### What is asked:
Show every line of the records below that contains the word "label".

### Data shown:

•••••

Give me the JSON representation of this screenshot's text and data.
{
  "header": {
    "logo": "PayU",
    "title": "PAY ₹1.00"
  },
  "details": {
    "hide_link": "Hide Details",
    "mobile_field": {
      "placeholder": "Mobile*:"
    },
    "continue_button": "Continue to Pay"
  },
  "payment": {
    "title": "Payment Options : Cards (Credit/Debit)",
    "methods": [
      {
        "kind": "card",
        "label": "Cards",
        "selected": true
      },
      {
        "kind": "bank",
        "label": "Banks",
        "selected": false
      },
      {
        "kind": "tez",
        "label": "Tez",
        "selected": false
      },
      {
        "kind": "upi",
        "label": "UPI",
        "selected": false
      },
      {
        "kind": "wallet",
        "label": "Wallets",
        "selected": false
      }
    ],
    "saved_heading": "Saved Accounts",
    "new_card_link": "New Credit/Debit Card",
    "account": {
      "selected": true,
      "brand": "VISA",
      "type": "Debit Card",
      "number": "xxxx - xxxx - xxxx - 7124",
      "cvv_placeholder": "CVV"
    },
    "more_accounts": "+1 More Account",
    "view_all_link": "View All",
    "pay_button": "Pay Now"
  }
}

•••••

### Response:
        "label": "Cards",
        "label": "Banks",
        "label": "Tez",
        "label": "UPI",
        "label": "Wallets",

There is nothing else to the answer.